Exercise description → Below are some entries. Return exactly the lines from the one with "Extract the structured" through the final line, leaving out any pictures.

Data provided →

>>>

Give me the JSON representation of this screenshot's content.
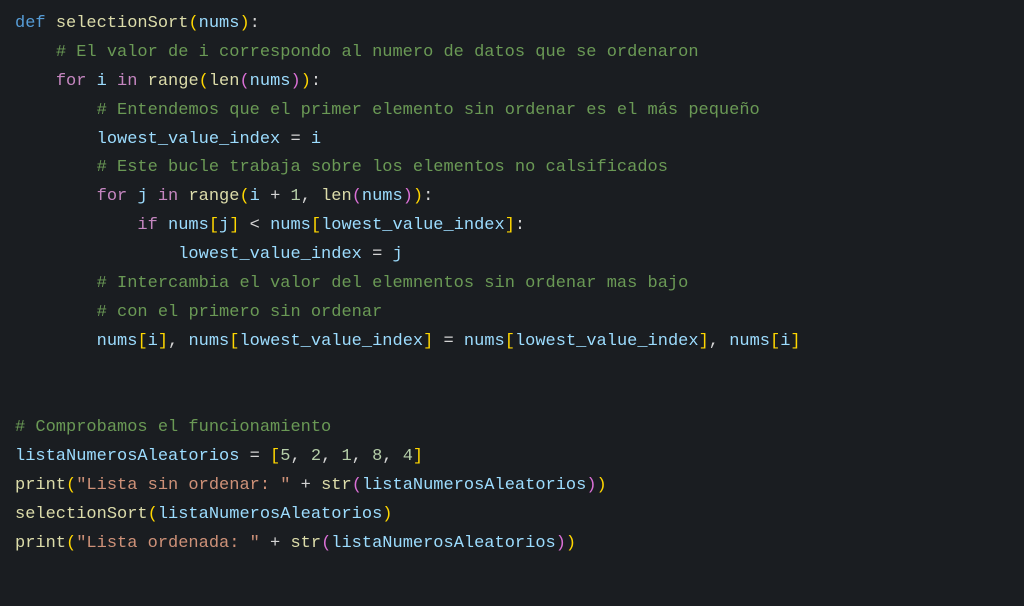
{
  "code": {
    "line1": {
      "def": "def",
      "name": "selectionSort",
      "param": "nums"
    },
    "line2_comment": "# El valor de i correspondo al numero de datos que se ordenaron",
    "line3": {
      "for": "for",
      "var_i": "i",
      "in": "in",
      "range": "range",
      "len": "len",
      "nums": "nums"
    },
    "line4_comment": "# Entendemos que el primer elemento sin ordenar es el más pequeño",
    "line5": {
      "lvi": "lowest_value_index",
      "eq": " = ",
      "i": "i"
    },
    "line6_comment": "# Este bucle trabaja sobre los elementos no calsificados",
    "line7": {
      "for": "for",
      "var_j": "j",
      "in": "in",
      "range": "range",
      "i": "i",
      "plus": " + ",
      "one": "1",
      "comma": ", ",
      "len": "len",
      "nums": "nums"
    },
    "line8": {
      "if": "if",
      "nums1": "nums",
      "j": "j",
      "lt": " < ",
      "nums2": "nums",
      "lvi": "lowest_value_index"
    },
    "line9": {
      "lvi": "lowest_value_index",
      "eq": " = ",
      "j": "j"
    },
    "line10_comment": "# Intercambia el valor del elemnentos sin ordenar mas bajo",
    "line11_comment": "# con el primero sin ordenar",
    "line12": {
      "nums1": "nums",
      "i1": "i",
      "nums2": "nums",
      "lvi1": "lowest_value_index",
      "eq": " = ",
      "nums3": "nums",
      "lvi2": "lowest_value_index",
      "nums4": "nums",
      "i2": "i"
    },
    "line15_comment": "# Comprobamos el funcionamiento",
    "line16": {
      "var": "listaNumerosAleatorios",
      "eq": " = ",
      "n1": "5",
      "n2": "2",
      "n3": "1",
      "n4": "8",
      "n5": "4"
    },
    "line17": {
      "print": "print",
      "str_lit": "\"Lista sin ordenar: \"",
      "plus": " + ",
      "str_fn": "str",
      "var": "listaNumerosAleatorios"
    },
    "line18": {
      "fn": "selectionSort",
      "var": "listaNumerosAleatorios"
    },
    "line19": {
      "print": "print",
      "str_lit": "\"Lista ordenada: \"",
      "plus": " + ",
      "str_fn": "str",
      "var": "listaNumerosAleatorios"
    }
  }
}
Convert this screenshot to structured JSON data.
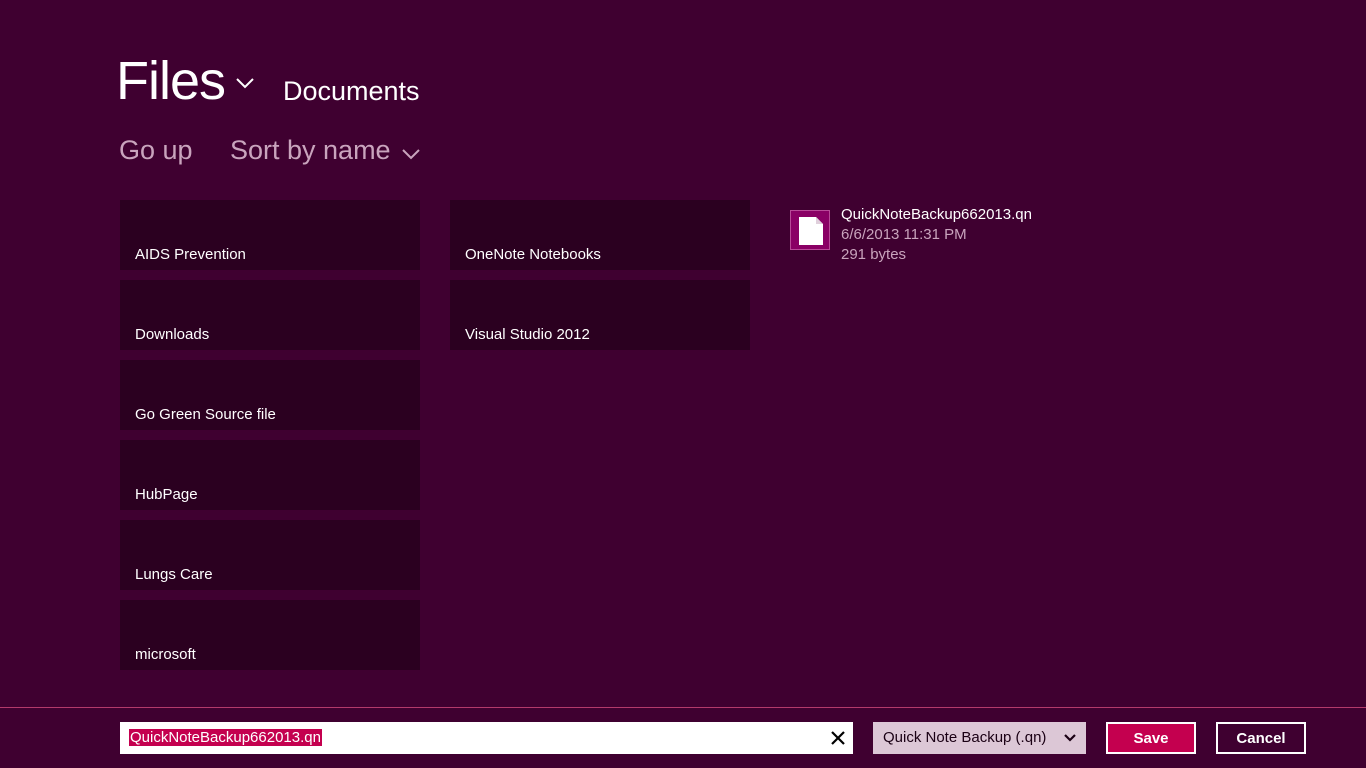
{
  "header": {
    "title": "Files",
    "location": "Documents",
    "title_chevron_icon": "chevron-down-icon"
  },
  "commands": {
    "go_up": "Go up",
    "sort": "Sort by name",
    "sort_chevron_icon": "chevron-down-icon"
  },
  "folders": [
    {
      "label": "AIDS Prevention"
    },
    {
      "label": "Downloads"
    },
    {
      "label": "Go Green Source file"
    },
    {
      "label": "HubPage"
    },
    {
      "label": "Lungs Care"
    },
    {
      "label": "microsoft"
    },
    {
      "label": "OneNote Notebooks"
    },
    {
      "label": "Visual Studio 2012"
    }
  ],
  "file": {
    "name": "QuickNoteBackup662013.qn",
    "date": "6/6/2013 11:31 PM",
    "size": "291 bytes",
    "icon": "document-icon"
  },
  "footer": {
    "filename_value": "QuickNoteBackup662013.qn",
    "clear_icon": "close-icon",
    "file_type": "Quick Note Backup (.qn)",
    "file_type_chevron_icon": "chevron-down-icon",
    "save_label": "Save",
    "cancel_label": "Cancel"
  },
  "colors": {
    "background": "#3f0030",
    "tile": "#2b0020",
    "accent": "#c4004f",
    "secondary_text": "#c9a4bd"
  }
}
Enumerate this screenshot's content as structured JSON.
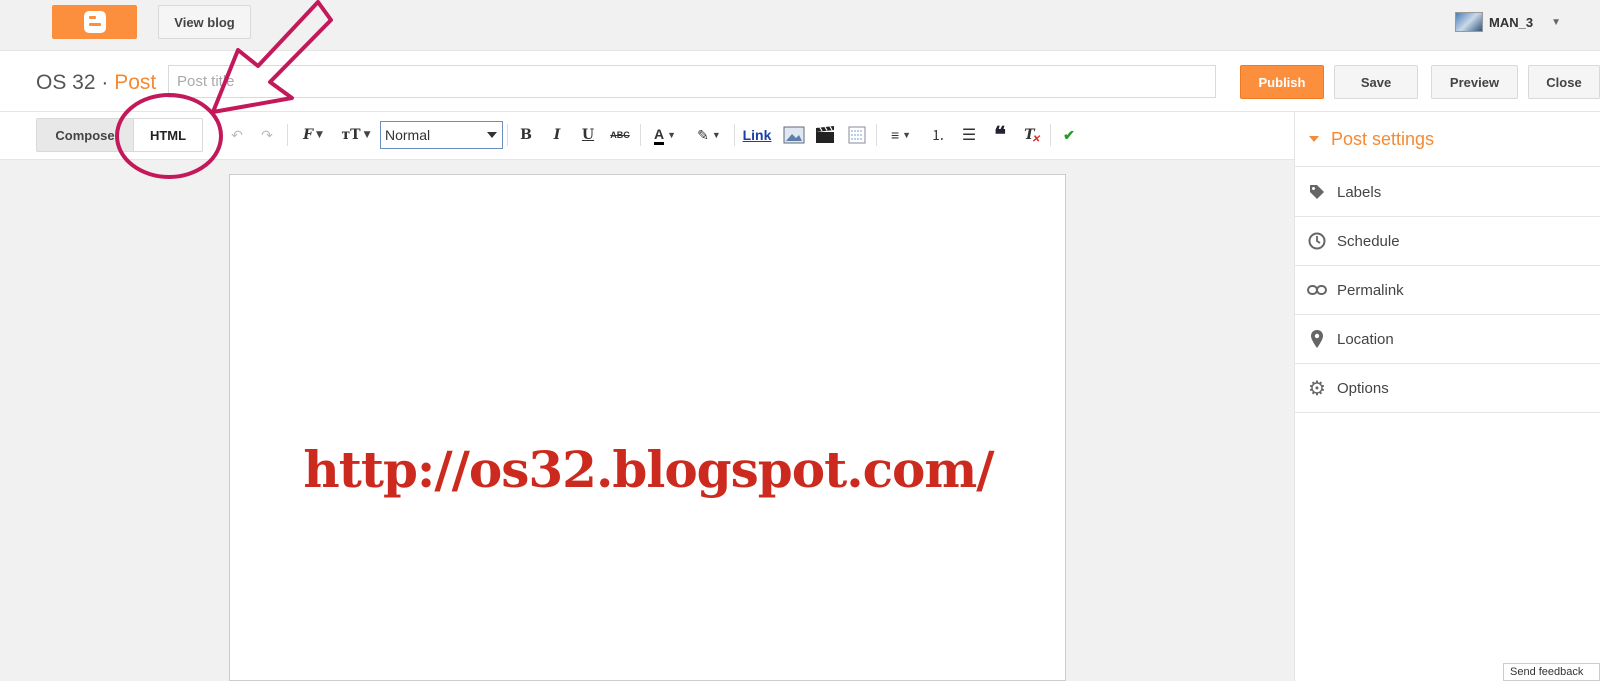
{
  "topbar": {
    "logo_icon": "blogger-logo-icon",
    "view_blog_label": "View blog",
    "user_name": "MAN_3"
  },
  "header": {
    "blog_name": "OS 32",
    "separator": "·",
    "page_label": "Post",
    "title_placeholder": "Post title",
    "publish_label": "Publish",
    "save_label": "Save",
    "preview_label": "Preview",
    "close_label": "Close"
  },
  "toolbar": {
    "compose_label": "Compose",
    "html_label": "HTML",
    "font_size_value": "Normal",
    "link_label": "Link",
    "icons": [
      "undo-icon",
      "redo-icon",
      "font-icon",
      "text-size-icon",
      "bold-icon",
      "italic-icon",
      "underline-icon",
      "strikethrough-icon",
      "text-color-icon",
      "highlight-icon",
      "image-icon",
      "video-icon",
      "jump-break-icon",
      "align-icon",
      "numbered-list-icon",
      "bullet-list-icon",
      "quote-icon",
      "remove-format-icon",
      "spellcheck-icon"
    ]
  },
  "editor": {
    "content": "http://os32.blogspot.com/"
  },
  "sidebar": {
    "header": "Post settings",
    "items": [
      {
        "label": "Labels",
        "icon": "tag-icon"
      },
      {
        "label": "Schedule",
        "icon": "clock-icon"
      },
      {
        "label": "Permalink",
        "icon": "link-icon"
      },
      {
        "label": "Location",
        "icon": "pin-icon"
      },
      {
        "label": "Options",
        "icon": "gear-icon"
      }
    ]
  },
  "footer": {
    "feedback_label": "Send feedback"
  },
  "colors": {
    "accent": "#fb8f3d",
    "post_text": "#cc2a1e",
    "annotation": "#c3185a"
  }
}
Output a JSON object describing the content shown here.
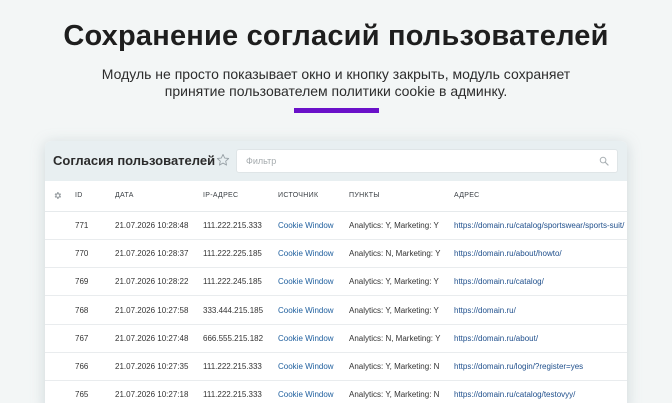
{
  "hero": {
    "title": "Сохранение согласий пользователей",
    "subtitle_line1": "Модуль не просто показывает окно и кнопку закрыть, модуль сохраняет",
    "subtitle_line2": "принятие пользователем политики cookie в админку.",
    "accent_color": "#6a11c9"
  },
  "panel": {
    "title": "Согласия пользователей",
    "filter_placeholder": "Фильтр",
    "filter_value": ""
  },
  "table": {
    "columns": [
      "ID",
      "ДАТА",
      "IP-АДРЕС",
      "ИСТОЧНИК",
      "ПУНКТЫ",
      "АДРЕС"
    ],
    "rows": [
      {
        "id": "771",
        "date": "21.07.2026 10:28:48",
        "ip": "111.222.215.333",
        "source": "Cookie Window",
        "items": "Analytics: Y, Marketing: Y",
        "url": "https://domain.ru/catalog/sportswear/sports-suit/"
      },
      {
        "id": "770",
        "date": "21.07.2026 10:28:37",
        "ip": "111.222.225.185",
        "source": "Cookie Window",
        "items": "Analytics: N, Marketing: Y",
        "url": "https://domain.ru/about/howto/"
      },
      {
        "id": "769",
        "date": "21.07.2026 10:28:22",
        "ip": "111.222.245.185",
        "source": "Cookie Window",
        "items": "Analytics: Y, Marketing: Y",
        "url": "https://domain.ru/catalog/"
      },
      {
        "id": "768",
        "date": "21.07.2026 10:27:58",
        "ip": "333.444.215.185",
        "source": "Cookie Window",
        "items": "Analytics: Y, Marketing: Y",
        "url": "https://domain.ru/"
      },
      {
        "id": "767",
        "date": "21.07.2026 10:27:48",
        "ip": "666.555.215.182",
        "source": "Cookie Window",
        "items": "Analytics: N, Marketing: Y",
        "url": "https://domain.ru/about/"
      },
      {
        "id": "766",
        "date": "21.07.2026 10:27:35",
        "ip": "111.222.215.333",
        "source": "Cookie Window",
        "items": "Analytics: Y, Marketing: N",
        "url": "https://domain.ru/login/?register=yes"
      },
      {
        "id": "765",
        "date": "21.07.2026 10:27:18",
        "ip": "111.222.215.333",
        "source": "Cookie Window",
        "items": "Analytics: Y, Marketing: N",
        "url": "https://domain.ru/catalog/testovyy/"
      }
    ]
  },
  "icons": {
    "star": "star-icon",
    "search": "search-icon",
    "settings": "gear-icon"
  }
}
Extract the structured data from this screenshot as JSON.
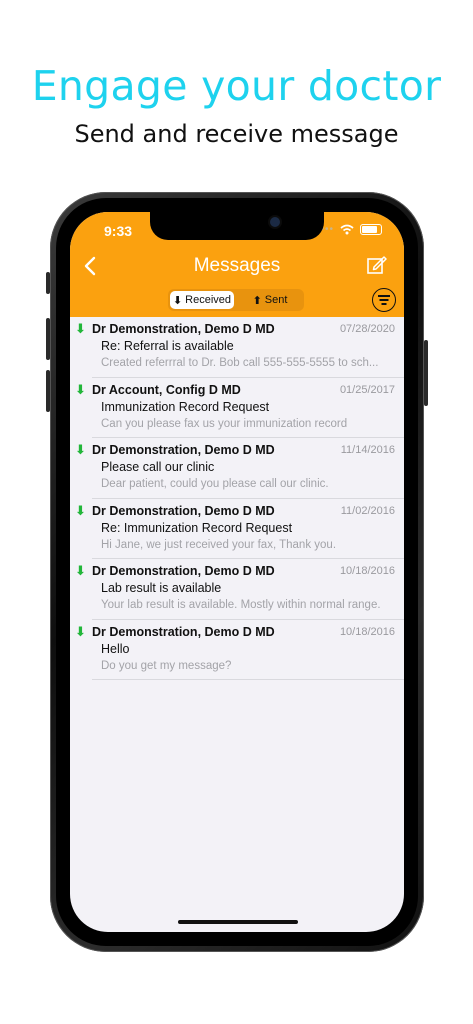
{
  "promo": {
    "headline": "Engage your doctor",
    "subheadline": "Send and receive message"
  },
  "status_bar": {
    "time": "9:33"
  },
  "nav": {
    "title": "Messages",
    "back_icon": "chevron-left-icon",
    "compose_icon": "compose-icon",
    "filter_icon": "filter-icon"
  },
  "segment": {
    "received_label": "Received",
    "sent_label": "Sent",
    "selected": "Received"
  },
  "messages": [
    {
      "sender": "Dr Demonstration, Demo D MD",
      "date": "07/28/2020",
      "subject": "Re: Referral is available",
      "preview": "Created referrral to Dr. Bob call 555-555-5555 to sch..."
    },
    {
      "sender": "Dr Account, Config D MD",
      "date": "01/25/2017",
      "subject": "Immunization Record Request",
      "preview": "Can you please fax us your immunization record"
    },
    {
      "sender": "Dr Demonstration, Demo D MD",
      "date": "11/14/2016",
      "subject": "Please call our clinic",
      "preview": "Dear patient, could you please call our clinic."
    },
    {
      "sender": "Dr Demonstration, Demo D MD",
      "date": "11/02/2016",
      "subject": "Re: Immunization Record Request",
      "preview": "Hi Jane, we just received your fax, Thank you."
    },
    {
      "sender": "Dr Demonstration, Demo D MD",
      "date": "10/18/2016",
      "subject": "Lab result is available",
      "preview": "Your lab result is available. Mostly within normal range."
    },
    {
      "sender": "Dr Demonstration, Demo D MD",
      "date": "10/18/2016",
      "subject": "Hello",
      "preview": "Do you get my message?"
    }
  ],
  "colors": {
    "headline": "#1ed2ee",
    "navbar": "#fba10f",
    "received_arrow": "#22b63a",
    "background": "#f3f2f7"
  }
}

<<<

In response →
Extract the structured data from this screenshot as JSON.
{
  "promo": {
    "headline": "Engage your doctor",
    "subheadline": "Send and receive message"
  },
  "status_bar": {
    "time": "9:33"
  },
  "nav": {
    "title": "Messages",
    "back_icon": "chevron-left-icon",
    "compose_icon": "compose-icon",
    "filter_icon": "filter-icon"
  },
  "segment": {
    "received_label": "Received",
    "sent_label": "Sent",
    "selected": "Received"
  },
  "messages": [
    {
      "sender": "Dr Demonstration, Demo D MD",
      "date": "07/28/2020",
      "subject": "Re: Referral is available",
      "preview": "Created referrral to Dr. Bob call 555-555-5555 to sch..."
    },
    {
      "sender": "Dr Account, Config D MD",
      "date": "01/25/2017",
      "subject": "Immunization Record Request",
      "preview": "Can you please fax us your immunization record"
    },
    {
      "sender": "Dr Demonstration, Demo D MD",
      "date": "11/14/2016",
      "subject": "Please call our clinic",
      "preview": "Dear patient, could you please call our clinic."
    },
    {
      "sender": "Dr Demonstration, Demo D MD",
      "date": "11/02/2016",
      "subject": "Re: Immunization Record Request",
      "preview": "Hi Jane, we just received your fax, Thank you."
    },
    {
      "sender": "Dr Demonstration, Demo D MD",
      "date": "10/18/2016",
      "subject": "Lab result is available",
      "preview": "Your lab result is available. Mostly within normal range."
    },
    {
      "sender": "Dr Demonstration, Demo D MD",
      "date": "10/18/2016",
      "subject": "Hello",
      "preview": "Do you get my message?"
    }
  ],
  "colors": {
    "headline": "#1ed2ee",
    "navbar": "#fba10f",
    "received_arrow": "#22b63a",
    "background": "#f3f2f7"
  }
}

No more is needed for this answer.